== GIVEN ENTRIES ==

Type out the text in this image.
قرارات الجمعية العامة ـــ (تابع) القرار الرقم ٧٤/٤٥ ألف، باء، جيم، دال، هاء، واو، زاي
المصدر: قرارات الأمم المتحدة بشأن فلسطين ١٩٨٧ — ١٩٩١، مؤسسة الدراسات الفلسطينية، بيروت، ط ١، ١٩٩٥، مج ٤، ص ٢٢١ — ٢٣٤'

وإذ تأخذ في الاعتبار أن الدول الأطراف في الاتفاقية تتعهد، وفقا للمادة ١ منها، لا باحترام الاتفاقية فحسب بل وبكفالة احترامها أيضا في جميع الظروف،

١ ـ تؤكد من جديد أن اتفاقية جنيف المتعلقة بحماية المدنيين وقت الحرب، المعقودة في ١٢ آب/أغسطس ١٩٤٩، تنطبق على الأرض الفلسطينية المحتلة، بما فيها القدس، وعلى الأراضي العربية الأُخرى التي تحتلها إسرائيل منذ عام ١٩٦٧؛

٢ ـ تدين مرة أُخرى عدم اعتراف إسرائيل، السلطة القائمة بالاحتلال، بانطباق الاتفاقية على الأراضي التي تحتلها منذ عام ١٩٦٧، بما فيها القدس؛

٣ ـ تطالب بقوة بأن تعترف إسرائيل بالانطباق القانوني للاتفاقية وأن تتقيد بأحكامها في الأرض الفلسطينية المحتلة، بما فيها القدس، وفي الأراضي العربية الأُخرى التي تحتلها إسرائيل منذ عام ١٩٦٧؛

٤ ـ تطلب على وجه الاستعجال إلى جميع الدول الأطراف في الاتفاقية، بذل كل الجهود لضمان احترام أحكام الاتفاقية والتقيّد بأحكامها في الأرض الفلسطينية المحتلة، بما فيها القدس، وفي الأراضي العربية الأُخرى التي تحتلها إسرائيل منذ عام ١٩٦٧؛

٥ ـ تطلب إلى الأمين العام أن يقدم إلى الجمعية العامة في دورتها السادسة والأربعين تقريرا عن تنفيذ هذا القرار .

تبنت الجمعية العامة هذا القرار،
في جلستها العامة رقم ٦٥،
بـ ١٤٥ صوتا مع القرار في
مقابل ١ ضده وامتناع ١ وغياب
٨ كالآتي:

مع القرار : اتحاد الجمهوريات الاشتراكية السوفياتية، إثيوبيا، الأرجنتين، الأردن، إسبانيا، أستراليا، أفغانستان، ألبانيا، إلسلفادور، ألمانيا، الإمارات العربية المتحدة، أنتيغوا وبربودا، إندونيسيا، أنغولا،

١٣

===

▶ [SHORT EXERCISE]
Output all of the material exactly as written.

▶ [RESPONSE]
Type out the text in this image.
قرارات الجمعية العامة ـــ (تابع) القرار الرقم ٧٤/٤٥ ألف، باء، جيم، دال، هاء، واو، زاي
المصدر: قرارات الأمم المتحدة بشأن فلسطين ١٩٨٧ — ١٩٩١، مؤسسة الدراسات الفلسطينية، بيروت، ط ١، ١٩٩٥، مج ٤، ص ٢٢١ — ٢٣٤'

وإذ تأخذ في الاعتبار أن الدول الأطراف في الاتفاقية تتعهد، وفقا للمادة ١ منها، لا باحترام الاتفاقية فحسب بل وبكفالة احترامها أيضا في جميع الظروف،

١ ـ تؤكد من جديد أن اتفاقية جنيف المتعلقة بحماية المدنيين وقت الحرب، المعقودة في ١٢ آب/أغسطس ١٩٤٩، تنطبق على الأرض الفلسطينية المحتلة، بما فيها القدس، وعلى الأراضي العربية الأُخرى التي تحتلها إسرائيل منذ عام ١٩٦٧؛

٢ ـ تدين مرة أُخرى عدم اعتراف إسرائيل، السلطة القائمة بالاحتلال، بانطباق الاتفاقية على الأراضي التي تحتلها منذ عام ١٩٦٧، بما فيها القدس؛

٣ ـ تطالب بقوة بأن تعترف إسرائيل بالانطباق القانوني للاتفاقية وأن تتقيد بأحكامها في الأرض الفلسطينية المحتلة، بما فيها القدس، وفي الأراضي العربية الأُخرى التي تحتلها إسرائيل منذ عام ١٩٦٧؛

٤ ـ تطلب على وجه الاستعجال إلى جميع الدول الأطراف في الاتفاقية، بذل كل الجهود لضمان احترام أحكام الاتفاقية والتقيّد بأحكامها في الأرض الفلسطينية المحتلة، بما فيها القدس، وفي الأراضي العربية الأُخرى التي تحتلها إسرائيل منذ عام ١٩٦٧؛

٥ ـ تطلب إلى الأمين العام أن يقدم إلى الجمعية العامة في دورتها السادسة والأربعين تقريرا عن تنفيذ هذا القرار .

تبنت الجمعية العامة هذا القرار،
في جلستها العامة رقم ٦٥،
بـ ١٤٥ صوتا مع القرار في
مقابل ١ ضده وامتناع ١ وغياب
٨ كالآتي:

مع القرار : اتحاد الجمهوريات الاشتراكية السوفياتية، إثيوبيا، الأرجنتين، الأردن، إسبانيا، أستراليا، أفغانستان، ألبانيا، إلسلفادور، ألمانيا، الإمارات العربية المتحدة، أنتيغوا وبربودا، إندونيسيا، أنغولا،

١٣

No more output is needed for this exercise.